● **Task prompt**: The records should be repeated word for word, pictures excluded.
——————————
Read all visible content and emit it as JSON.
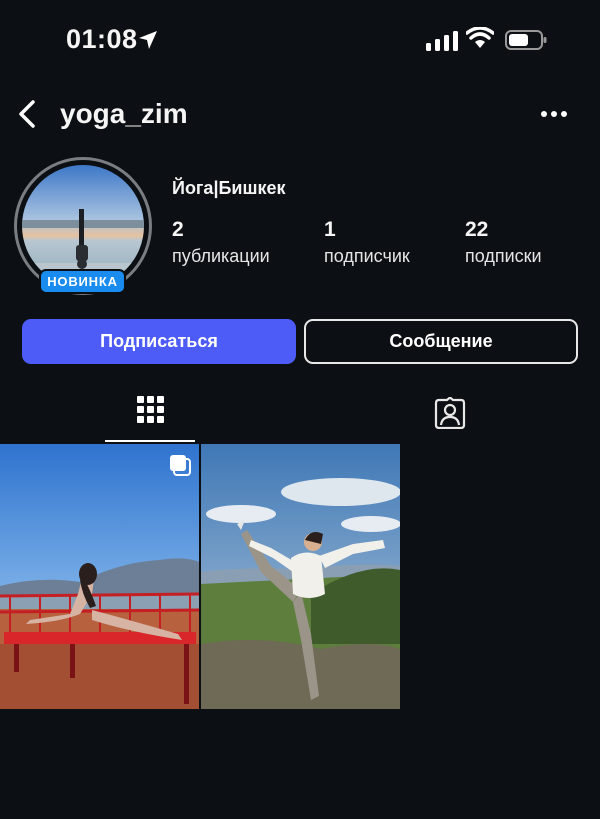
{
  "status_bar": {
    "time": "01:08",
    "icons": [
      "location-arrow-icon",
      "cellular-signal-icon",
      "wifi-icon",
      "battery-icon"
    ]
  },
  "header": {
    "username": "yoga_zim",
    "icons": [
      "back-chevron-icon",
      "more-dots-icon"
    ]
  },
  "profile": {
    "badge": "НОВИНКА",
    "display_name": "Йога|Бишкек",
    "stats": [
      {
        "value": "2",
        "label": "публикации"
      },
      {
        "value": "1",
        "label": "подписчик"
      },
      {
        "value": "22",
        "label": "подписки"
      }
    ]
  },
  "actions": {
    "follow_label": "Подписаться",
    "message_label": "Сообщение"
  },
  "tabs": {
    "grid_icon": "grid-icon",
    "tagged_icon": "tagged-person-icon",
    "active": "grid"
  },
  "posts": [
    {
      "multi_image": true,
      "icon": "carousel-icon"
    },
    {
      "multi_image": false
    }
  ],
  "colors": {
    "background": "#0c0f13",
    "follow_button": "#4d5cf6",
    "badge": "#1a8cf0"
  }
}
——————————
● **Answer for this exercise**:
Read all visible content and emit it as JSON.
{
  "status_bar": {
    "time": "01:08",
    "icons": [
      "location-arrow-icon",
      "cellular-signal-icon",
      "wifi-icon",
      "battery-icon"
    ]
  },
  "header": {
    "username": "yoga_zim",
    "icons": [
      "back-chevron-icon",
      "more-dots-icon"
    ]
  },
  "profile": {
    "badge": "НОВИНКА",
    "display_name": "Йога|Бишкек",
    "stats": [
      {
        "value": "2",
        "label": "публикации"
      },
      {
        "value": "1",
        "label": "подписчик"
      },
      {
        "value": "22",
        "label": "подписки"
      }
    ]
  },
  "actions": {
    "follow_label": "Подписаться",
    "message_label": "Сообщение"
  },
  "tabs": {
    "grid_icon": "grid-icon",
    "tagged_icon": "tagged-person-icon",
    "active": "grid"
  },
  "posts": [
    {
      "multi_image": true,
      "icon": "carousel-icon"
    },
    {
      "multi_image": false
    }
  ],
  "colors": {
    "background": "#0c0f13",
    "follow_button": "#4d5cf6",
    "badge": "#1a8cf0"
  }
}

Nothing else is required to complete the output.